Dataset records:
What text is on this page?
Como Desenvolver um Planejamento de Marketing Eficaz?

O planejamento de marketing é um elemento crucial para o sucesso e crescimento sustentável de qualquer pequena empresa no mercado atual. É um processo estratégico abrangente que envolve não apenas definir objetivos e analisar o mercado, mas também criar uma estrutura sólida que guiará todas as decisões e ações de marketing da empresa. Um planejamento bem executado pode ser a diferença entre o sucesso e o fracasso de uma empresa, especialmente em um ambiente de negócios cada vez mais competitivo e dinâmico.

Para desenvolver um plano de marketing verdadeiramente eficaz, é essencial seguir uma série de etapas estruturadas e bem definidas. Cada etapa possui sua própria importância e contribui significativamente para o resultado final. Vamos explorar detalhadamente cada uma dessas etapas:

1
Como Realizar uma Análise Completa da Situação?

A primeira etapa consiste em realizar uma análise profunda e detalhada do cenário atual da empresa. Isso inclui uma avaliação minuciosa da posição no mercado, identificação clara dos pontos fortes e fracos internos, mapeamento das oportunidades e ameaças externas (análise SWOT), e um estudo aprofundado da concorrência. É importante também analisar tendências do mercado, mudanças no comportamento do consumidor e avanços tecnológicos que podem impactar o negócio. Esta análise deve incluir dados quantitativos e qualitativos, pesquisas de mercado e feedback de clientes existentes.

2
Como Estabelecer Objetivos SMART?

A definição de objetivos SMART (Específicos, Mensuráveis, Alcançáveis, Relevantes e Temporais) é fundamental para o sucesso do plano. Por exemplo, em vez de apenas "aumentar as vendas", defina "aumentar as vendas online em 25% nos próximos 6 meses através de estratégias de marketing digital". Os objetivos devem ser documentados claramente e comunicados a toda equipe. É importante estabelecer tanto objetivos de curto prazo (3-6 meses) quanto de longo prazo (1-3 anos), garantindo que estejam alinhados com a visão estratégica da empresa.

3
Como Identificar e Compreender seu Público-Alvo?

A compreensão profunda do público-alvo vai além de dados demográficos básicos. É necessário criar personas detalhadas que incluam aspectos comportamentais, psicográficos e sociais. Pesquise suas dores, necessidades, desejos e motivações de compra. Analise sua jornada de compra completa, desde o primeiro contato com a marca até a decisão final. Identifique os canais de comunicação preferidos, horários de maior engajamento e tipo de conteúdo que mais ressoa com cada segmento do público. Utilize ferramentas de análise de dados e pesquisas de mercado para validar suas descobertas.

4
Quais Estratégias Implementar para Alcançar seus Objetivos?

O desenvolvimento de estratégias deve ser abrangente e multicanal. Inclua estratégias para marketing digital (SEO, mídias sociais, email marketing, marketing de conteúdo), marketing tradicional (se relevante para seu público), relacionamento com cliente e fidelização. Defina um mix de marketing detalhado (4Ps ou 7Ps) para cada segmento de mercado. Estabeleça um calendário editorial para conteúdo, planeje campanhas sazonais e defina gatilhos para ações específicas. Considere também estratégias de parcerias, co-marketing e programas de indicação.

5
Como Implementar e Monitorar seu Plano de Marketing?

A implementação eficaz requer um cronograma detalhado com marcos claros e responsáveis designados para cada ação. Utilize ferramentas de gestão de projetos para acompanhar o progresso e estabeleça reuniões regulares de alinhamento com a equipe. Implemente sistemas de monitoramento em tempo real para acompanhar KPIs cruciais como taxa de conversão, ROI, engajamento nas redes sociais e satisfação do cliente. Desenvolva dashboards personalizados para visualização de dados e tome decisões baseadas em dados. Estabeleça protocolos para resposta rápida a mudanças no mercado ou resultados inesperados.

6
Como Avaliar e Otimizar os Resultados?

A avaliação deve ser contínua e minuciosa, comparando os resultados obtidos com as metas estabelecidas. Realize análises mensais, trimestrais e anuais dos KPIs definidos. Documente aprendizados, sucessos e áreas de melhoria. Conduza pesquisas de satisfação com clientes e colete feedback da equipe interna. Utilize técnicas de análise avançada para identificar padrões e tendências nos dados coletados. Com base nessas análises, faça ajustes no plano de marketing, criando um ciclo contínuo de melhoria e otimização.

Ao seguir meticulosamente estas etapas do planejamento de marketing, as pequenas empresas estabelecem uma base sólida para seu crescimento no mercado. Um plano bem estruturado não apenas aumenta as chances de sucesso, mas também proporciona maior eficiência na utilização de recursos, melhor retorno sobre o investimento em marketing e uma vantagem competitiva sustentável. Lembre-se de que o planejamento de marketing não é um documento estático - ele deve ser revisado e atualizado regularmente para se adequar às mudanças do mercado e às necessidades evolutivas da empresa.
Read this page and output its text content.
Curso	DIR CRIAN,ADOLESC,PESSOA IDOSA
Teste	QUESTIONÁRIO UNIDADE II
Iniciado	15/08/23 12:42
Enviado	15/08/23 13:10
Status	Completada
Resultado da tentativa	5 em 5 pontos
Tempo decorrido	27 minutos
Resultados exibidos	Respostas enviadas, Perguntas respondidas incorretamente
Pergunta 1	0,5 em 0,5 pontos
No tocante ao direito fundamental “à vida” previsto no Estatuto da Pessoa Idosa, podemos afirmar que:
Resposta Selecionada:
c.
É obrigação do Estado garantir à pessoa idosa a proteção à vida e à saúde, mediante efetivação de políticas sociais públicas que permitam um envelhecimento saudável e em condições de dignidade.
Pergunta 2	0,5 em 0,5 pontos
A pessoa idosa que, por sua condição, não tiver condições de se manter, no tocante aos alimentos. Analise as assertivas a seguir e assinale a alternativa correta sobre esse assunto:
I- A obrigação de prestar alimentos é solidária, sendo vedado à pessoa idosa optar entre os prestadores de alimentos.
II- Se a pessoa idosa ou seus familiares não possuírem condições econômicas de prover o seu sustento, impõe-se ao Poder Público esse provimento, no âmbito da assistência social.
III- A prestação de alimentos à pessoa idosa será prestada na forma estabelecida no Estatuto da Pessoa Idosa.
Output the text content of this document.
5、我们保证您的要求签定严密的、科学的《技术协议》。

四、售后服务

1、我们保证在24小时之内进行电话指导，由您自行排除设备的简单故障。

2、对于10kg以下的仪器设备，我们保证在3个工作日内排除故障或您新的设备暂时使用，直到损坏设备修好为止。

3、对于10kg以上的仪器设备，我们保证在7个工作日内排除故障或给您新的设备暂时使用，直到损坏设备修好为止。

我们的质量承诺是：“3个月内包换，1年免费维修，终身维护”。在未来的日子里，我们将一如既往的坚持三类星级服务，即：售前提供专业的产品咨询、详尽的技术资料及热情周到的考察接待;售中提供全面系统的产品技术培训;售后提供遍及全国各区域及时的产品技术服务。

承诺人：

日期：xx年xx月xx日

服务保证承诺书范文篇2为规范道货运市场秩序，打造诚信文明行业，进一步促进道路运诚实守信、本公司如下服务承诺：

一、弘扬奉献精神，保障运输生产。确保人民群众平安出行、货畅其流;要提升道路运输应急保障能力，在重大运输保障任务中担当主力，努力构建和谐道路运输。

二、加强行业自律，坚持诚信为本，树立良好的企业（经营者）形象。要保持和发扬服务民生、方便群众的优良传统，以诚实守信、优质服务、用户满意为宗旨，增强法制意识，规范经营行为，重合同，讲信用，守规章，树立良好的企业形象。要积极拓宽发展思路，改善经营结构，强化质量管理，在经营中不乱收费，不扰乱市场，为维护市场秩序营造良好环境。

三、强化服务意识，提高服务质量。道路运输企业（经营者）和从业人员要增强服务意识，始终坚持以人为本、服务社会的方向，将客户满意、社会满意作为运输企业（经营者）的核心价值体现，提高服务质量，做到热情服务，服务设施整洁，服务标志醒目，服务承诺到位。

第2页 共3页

[Directions]:
Reproduce, word for word, only the lines from the one that contains "Output the text content of this document." through the final line.

[Task solution]:
Output the text content of this document.
5、我们保证您的要求签定严密的、科学的《技术协议》。

四、售后服务

1、我们保证在24小时之内进行电话指导，由您自行排除设备的简单故障。

2、对于10kg以下的仪器设备，我们保证在3个工作日内排除故障或您新的设备暂时使用，直到损坏设备修好为止。

3、对于10kg以上的仪器设备，我们保证在7个工作日内排除故障或给您新的设备暂时使用，直到损坏设备修好为止。

我们的质量承诺是：“3个月内包换，1年免费维修，终身维护”。在未来的日子里，我们将一如既往的坚持三类星级服务，即：售前提供专业的产品咨询、详尽的技术资料及热情周到的考察接待;售中提供全面系统的产品技术培训;售后提供遍及全国各区域及时的产品技术服务。

承诺人：

日期：xx年xx月xx日

服务保证承诺书范文篇2为规范道货运市场秩序，打造诚信文明行业，进一步促进道路运诚实守信、本公司如下服务承诺：

一、弘扬奉献精神，保障运输生产。确保人民群众平安出行、货畅其流;要提升道路运输应急保障能力，在重大运输保障任务中担当主力，努力构建和谐道路运输。

二、加强行业自律，坚持诚信为本，树立良好的企业（经营者）形象。要保持和发扬服务民生、方便群众的优良传统，以诚实守信、优质服务、用户满意为宗旨，增强法制意识，规范经营行为，重合同，讲信用，守规章，树立良好的企业形象。要积极拓宽发展思路，改善经营结构，强化质量管理，在经营中不乱收费，不扰乱市场，为维护市场秩序营造良好环境。

三、强化服务意识，提高服务质量。道路运输企业（经营者）和从业人员要增强服务意识，始终坚持以人为本、服务社会的方向，将客户满意、社会满意作为运输企业（经营者）的核心价值体现，提高服务质量，做到热情服务，服务设施整洁，服务标志醒目，服务承诺到位。

第2页 共3页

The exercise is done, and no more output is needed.